[Figure data in JSON]
## BEGIN

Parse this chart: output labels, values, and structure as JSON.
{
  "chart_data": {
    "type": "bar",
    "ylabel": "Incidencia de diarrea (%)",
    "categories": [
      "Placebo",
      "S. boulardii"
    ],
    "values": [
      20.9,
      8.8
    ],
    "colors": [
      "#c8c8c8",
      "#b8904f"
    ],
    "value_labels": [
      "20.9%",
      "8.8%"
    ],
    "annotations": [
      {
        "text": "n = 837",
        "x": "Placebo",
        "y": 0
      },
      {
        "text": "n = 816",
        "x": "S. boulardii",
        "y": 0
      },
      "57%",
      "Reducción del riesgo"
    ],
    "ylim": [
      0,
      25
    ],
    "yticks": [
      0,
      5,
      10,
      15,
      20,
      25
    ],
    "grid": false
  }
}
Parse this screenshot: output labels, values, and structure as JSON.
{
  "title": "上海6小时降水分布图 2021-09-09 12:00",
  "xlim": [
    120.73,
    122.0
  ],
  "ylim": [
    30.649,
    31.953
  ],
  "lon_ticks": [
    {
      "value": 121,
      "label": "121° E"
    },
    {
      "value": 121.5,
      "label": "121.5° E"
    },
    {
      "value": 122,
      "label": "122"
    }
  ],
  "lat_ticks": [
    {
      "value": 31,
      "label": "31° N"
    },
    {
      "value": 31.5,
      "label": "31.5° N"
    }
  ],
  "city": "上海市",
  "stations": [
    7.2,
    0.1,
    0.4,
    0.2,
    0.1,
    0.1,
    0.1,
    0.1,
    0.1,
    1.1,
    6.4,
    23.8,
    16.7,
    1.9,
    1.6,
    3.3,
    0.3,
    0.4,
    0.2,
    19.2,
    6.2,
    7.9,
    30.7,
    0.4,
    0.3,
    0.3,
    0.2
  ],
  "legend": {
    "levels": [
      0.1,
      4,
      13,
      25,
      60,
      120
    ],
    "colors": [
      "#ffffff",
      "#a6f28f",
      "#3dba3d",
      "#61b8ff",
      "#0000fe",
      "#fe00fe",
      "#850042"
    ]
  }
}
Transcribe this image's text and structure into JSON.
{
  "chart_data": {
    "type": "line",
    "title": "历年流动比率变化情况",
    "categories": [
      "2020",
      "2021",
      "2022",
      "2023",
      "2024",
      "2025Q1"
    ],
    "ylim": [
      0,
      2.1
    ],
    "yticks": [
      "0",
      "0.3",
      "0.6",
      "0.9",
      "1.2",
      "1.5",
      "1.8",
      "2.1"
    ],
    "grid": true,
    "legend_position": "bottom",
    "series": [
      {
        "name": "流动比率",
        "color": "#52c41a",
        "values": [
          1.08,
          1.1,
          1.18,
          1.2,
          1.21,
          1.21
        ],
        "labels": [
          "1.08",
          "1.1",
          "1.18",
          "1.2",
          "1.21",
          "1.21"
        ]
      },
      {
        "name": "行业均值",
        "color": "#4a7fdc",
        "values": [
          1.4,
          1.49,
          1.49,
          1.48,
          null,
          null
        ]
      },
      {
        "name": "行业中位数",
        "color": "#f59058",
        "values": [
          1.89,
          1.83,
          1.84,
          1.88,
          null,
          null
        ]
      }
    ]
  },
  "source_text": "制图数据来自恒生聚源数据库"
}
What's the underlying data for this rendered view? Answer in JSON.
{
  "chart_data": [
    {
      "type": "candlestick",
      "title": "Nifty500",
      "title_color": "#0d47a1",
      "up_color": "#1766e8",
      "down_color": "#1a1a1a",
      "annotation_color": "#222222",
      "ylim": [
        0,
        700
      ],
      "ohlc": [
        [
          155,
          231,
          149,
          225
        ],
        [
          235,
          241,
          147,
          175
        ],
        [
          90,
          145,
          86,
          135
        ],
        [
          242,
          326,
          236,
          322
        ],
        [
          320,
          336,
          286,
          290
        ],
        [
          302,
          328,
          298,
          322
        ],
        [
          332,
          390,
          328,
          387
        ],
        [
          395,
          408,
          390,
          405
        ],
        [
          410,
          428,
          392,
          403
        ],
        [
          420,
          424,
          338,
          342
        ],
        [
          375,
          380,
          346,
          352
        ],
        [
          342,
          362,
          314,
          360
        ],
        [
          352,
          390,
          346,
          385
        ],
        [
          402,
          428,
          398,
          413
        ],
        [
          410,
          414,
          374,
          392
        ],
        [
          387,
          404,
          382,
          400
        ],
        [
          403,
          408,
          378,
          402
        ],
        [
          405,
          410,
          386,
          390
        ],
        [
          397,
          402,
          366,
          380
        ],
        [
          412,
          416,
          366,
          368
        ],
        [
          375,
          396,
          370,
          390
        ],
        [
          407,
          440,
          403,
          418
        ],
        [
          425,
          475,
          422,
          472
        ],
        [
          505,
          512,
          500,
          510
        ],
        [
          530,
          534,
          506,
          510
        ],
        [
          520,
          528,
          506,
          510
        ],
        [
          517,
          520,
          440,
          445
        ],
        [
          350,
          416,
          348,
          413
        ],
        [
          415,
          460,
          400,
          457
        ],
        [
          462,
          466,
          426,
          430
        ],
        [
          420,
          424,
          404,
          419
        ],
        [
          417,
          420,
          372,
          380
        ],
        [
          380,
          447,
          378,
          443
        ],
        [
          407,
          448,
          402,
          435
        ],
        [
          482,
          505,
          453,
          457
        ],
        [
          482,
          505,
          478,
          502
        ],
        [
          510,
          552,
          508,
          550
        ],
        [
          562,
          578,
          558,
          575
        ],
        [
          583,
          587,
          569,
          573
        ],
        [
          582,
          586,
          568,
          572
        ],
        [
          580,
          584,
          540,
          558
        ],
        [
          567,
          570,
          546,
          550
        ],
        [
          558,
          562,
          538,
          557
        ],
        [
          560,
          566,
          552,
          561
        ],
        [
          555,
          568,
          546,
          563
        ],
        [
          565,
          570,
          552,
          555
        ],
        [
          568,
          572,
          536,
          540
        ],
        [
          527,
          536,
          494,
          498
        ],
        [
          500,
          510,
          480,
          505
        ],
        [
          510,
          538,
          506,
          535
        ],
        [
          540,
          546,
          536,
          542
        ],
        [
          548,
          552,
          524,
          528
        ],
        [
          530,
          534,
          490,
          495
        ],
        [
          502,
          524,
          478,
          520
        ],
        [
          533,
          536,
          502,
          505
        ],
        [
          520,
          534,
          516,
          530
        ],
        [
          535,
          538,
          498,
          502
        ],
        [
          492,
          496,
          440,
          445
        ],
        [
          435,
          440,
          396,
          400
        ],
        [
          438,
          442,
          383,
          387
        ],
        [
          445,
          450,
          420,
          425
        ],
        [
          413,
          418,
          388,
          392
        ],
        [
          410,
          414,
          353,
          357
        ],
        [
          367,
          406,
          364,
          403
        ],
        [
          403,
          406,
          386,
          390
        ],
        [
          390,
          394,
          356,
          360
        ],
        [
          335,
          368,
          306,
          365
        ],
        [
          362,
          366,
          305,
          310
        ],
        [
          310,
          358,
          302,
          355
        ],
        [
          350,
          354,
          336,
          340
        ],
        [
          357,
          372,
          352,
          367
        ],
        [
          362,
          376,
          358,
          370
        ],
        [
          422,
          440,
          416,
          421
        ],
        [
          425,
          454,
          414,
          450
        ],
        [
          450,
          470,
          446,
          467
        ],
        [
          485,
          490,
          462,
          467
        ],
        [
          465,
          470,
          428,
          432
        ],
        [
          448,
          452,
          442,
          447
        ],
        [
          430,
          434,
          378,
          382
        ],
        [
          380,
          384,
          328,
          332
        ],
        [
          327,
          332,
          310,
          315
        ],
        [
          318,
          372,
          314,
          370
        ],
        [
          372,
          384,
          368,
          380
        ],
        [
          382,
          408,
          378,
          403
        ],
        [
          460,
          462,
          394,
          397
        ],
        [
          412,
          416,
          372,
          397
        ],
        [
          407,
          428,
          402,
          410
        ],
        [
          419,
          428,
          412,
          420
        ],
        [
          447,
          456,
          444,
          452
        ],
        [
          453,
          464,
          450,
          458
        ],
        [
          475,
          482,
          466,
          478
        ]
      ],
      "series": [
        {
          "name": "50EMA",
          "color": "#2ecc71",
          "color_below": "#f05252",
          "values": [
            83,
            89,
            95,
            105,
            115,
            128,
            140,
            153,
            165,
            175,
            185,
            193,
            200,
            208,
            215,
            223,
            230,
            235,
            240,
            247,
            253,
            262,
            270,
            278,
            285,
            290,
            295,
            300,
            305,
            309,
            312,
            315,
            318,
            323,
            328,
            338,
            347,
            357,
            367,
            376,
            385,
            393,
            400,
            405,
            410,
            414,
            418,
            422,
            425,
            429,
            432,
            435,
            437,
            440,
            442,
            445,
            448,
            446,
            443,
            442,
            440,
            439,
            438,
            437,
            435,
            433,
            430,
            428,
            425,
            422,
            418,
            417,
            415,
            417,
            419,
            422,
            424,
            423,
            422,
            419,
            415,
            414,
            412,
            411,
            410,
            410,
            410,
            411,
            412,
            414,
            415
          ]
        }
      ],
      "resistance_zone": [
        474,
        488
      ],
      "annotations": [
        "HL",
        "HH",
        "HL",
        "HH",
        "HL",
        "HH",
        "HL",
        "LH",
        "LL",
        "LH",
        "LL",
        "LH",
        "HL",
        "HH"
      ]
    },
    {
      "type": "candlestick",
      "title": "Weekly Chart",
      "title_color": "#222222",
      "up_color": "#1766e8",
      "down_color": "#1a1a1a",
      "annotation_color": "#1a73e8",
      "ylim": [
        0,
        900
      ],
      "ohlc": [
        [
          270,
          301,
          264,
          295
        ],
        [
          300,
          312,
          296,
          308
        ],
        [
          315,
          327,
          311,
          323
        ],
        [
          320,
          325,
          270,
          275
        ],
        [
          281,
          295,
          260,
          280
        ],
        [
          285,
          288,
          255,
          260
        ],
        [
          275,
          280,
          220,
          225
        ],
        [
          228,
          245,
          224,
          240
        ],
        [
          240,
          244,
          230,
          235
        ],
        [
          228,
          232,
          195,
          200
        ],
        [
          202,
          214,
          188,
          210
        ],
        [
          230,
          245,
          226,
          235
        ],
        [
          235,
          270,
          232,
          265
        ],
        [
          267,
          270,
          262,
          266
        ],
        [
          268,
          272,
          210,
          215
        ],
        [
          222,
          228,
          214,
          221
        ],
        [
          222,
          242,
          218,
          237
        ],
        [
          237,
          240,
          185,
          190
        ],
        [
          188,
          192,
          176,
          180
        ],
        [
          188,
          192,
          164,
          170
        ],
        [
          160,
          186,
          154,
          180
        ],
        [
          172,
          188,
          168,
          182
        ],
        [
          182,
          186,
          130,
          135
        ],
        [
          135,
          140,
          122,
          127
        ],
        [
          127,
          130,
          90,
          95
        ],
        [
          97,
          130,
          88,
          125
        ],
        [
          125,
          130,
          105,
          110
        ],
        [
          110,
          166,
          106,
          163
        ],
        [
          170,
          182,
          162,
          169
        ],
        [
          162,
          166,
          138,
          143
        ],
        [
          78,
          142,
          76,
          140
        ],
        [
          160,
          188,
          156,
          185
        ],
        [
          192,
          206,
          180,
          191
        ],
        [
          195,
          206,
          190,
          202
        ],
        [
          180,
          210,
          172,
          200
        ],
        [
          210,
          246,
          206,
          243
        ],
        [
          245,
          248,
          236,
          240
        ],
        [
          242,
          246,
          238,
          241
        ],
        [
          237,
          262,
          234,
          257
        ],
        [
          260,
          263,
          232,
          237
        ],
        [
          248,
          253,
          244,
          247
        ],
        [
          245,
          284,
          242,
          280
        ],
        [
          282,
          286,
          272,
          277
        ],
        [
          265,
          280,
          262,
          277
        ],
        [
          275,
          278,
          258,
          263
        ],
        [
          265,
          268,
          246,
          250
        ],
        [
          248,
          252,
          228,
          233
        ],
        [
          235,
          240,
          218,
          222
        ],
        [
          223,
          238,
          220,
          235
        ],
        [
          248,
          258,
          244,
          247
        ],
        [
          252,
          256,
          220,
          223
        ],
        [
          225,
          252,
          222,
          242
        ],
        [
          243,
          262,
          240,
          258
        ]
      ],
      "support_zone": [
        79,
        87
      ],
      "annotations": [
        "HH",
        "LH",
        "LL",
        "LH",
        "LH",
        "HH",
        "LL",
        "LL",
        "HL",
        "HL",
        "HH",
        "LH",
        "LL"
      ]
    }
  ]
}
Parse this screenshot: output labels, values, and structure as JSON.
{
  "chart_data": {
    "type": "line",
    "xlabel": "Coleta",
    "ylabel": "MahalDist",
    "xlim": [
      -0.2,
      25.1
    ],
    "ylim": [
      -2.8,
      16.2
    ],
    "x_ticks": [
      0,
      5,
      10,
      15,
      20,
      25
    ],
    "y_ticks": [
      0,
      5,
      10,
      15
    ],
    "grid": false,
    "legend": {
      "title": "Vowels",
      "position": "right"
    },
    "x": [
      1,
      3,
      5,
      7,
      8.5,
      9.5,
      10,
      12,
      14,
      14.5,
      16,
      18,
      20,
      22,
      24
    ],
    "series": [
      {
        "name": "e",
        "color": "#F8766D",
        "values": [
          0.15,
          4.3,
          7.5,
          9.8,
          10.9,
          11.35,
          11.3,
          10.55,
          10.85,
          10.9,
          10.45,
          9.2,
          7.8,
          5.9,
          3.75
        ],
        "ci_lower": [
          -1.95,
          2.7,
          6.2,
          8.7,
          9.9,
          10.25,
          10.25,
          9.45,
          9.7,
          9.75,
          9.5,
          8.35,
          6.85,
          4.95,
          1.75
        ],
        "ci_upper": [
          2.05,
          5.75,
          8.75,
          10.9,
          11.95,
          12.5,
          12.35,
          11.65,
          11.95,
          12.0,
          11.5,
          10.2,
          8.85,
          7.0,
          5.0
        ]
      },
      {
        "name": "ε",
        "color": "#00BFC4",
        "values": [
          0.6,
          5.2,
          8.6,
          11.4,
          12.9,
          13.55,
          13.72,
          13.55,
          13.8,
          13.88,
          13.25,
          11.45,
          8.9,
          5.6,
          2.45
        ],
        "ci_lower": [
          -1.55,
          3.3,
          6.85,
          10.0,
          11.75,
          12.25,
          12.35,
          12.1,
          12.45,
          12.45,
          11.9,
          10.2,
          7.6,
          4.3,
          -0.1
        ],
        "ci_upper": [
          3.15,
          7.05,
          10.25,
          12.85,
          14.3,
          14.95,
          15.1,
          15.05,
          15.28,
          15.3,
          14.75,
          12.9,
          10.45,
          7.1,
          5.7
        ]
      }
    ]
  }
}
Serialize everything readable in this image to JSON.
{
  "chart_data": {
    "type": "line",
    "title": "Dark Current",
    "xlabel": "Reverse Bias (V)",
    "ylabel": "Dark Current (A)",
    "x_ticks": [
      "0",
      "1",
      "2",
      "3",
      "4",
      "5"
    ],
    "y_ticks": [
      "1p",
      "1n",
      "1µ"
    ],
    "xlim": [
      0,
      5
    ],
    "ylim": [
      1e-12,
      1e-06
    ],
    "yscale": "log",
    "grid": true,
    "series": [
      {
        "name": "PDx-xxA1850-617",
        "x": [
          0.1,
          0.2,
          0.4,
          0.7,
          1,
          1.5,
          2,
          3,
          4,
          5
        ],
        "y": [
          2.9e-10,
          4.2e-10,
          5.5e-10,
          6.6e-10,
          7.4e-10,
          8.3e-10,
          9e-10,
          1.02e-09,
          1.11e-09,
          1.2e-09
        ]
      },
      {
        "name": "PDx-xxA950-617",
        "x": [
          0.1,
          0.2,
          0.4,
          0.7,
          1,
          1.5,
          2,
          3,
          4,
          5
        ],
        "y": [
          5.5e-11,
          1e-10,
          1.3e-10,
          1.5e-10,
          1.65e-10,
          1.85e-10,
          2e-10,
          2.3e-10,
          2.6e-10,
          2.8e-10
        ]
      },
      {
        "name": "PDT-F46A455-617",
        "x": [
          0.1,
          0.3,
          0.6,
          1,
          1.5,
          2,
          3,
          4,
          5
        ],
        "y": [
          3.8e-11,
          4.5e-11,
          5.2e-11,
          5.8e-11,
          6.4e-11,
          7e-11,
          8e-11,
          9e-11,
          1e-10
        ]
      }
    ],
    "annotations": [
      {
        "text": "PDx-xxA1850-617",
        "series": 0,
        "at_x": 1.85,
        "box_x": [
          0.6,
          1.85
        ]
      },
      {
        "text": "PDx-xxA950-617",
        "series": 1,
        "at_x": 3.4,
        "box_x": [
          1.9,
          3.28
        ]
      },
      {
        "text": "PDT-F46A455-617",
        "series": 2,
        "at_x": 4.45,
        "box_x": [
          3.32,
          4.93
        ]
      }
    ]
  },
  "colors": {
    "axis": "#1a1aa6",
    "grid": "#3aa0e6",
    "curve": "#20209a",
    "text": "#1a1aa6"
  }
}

## END

*Exercise instructions*: Scan the listing above. Gather each line that contains the word "series".

*Answer below*:
    "series": [
      "series": [
    "series": [
    "series": [
        "series": 0,
        "series": 1,
        "series": 2,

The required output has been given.